Directive.
Please quote the material exactly, every line of it.

Stored records.

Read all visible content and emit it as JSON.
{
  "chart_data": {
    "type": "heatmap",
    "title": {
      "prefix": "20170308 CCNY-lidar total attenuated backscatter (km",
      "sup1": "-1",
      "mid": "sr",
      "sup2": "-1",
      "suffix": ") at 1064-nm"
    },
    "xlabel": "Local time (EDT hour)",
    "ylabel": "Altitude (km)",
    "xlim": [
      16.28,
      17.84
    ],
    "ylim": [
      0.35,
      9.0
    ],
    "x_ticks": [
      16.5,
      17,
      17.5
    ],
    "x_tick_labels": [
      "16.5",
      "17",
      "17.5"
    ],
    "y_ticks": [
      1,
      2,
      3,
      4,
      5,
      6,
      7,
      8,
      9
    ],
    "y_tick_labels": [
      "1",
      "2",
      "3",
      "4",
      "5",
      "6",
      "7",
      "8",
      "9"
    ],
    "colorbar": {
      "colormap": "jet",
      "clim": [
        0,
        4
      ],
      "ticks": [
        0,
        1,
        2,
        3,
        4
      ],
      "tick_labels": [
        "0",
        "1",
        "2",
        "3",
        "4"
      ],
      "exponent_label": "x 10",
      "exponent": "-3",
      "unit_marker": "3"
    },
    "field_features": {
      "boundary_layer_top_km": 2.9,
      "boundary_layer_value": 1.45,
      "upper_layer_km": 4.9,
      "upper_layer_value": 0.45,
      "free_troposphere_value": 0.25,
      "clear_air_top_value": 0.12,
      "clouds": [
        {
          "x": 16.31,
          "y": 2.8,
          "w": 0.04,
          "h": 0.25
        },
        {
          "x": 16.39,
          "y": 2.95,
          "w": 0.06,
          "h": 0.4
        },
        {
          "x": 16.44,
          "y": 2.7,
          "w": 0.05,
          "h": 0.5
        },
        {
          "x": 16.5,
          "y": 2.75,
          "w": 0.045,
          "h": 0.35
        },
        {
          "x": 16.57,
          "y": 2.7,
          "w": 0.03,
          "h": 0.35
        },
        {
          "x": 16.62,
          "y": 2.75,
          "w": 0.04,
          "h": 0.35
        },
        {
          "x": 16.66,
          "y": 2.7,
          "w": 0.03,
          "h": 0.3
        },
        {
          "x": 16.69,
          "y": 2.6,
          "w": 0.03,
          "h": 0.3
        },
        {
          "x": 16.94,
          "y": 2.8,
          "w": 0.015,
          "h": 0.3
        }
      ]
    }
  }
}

Solution.
Read all visible content and emit it as JSON.
{
  "chart_data": {
    "type": "heatmap",
    "title": {
      "prefix": "20170308 CCNY-lidar total attenuated backscatter (km",
      "sup1": "-1",
      "mid": "sr",
      "sup2": "-1",
      "suffix": ") at 1064-nm"
    },
    "xlabel": "Local time (EDT hour)",
    "ylabel": "Altitude (km)",
    "xlim": [
      16.28,
      17.84
    ],
    "ylim": [
      0.35,
      9.0
    ],
    "x_ticks": [
      16.5,
      17,
      17.5
    ],
    "x_tick_labels": [
      "16.5",
      "17",
      "17.5"
    ],
    "y_ticks": [
      1,
      2,
      3,
      4,
      5,
      6,
      7,
      8,
      9
    ],
    "y_tick_labels": [
      "1",
      "2",
      "3",
      "4",
      "5",
      "6",
      "7",
      "8",
      "9"
    ],
    "colorbar": {
      "colormap": "jet",
      "clim": [
        0,
        4
      ],
      "ticks": [
        0,
        1,
        2,
        3,
        4
      ],
      "tick_labels": [
        "0",
        "1",
        "2",
        "3",
        "4"
      ],
      "exponent_label": "x 10",
      "exponent": "-3",
      "unit_marker": "3"
    },
    "field_features": {
      "boundary_layer_top_km": 2.9,
      "boundary_layer_value": 1.45,
      "upper_layer_km": 4.9,
      "upper_layer_value": 0.45,
      "free_troposphere_value": 0.25,
      "clear_air_top_value": 0.12,
      "clouds": [
        {
          "x": 16.31,
          "y": 2.8,
          "w": 0.04,
          "h": 0.25
        },
        {
          "x": 16.39,
          "y": 2.95,
          "w": 0.06,
          "h": 0.4
        },
        {
          "x": 16.44,
          "y": 2.7,
          "w": 0.05,
          "h": 0.5
        },
        {
          "x": 16.5,
          "y": 2.75,
          "w": 0.045,
          "h": 0.35
        },
        {
          "x": 16.57,
          "y": 2.7,
          "w": 0.03,
          "h": 0.35
        },
        {
          "x": 16.62,
          "y": 2.75,
          "w": 0.04,
          "h": 0.35
        },
        {
          "x": 16.66,
          "y": 2.7,
          "w": 0.03,
          "h": 0.3
        },
        {
          "x": 16.69,
          "y": 2.6,
          "w": 0.03,
          "h": 0.3
        },
        {
          "x": 16.94,
          "y": 2.8,
          "w": 0.015,
          "h": 0.3
        }
      ]
    }
  }
}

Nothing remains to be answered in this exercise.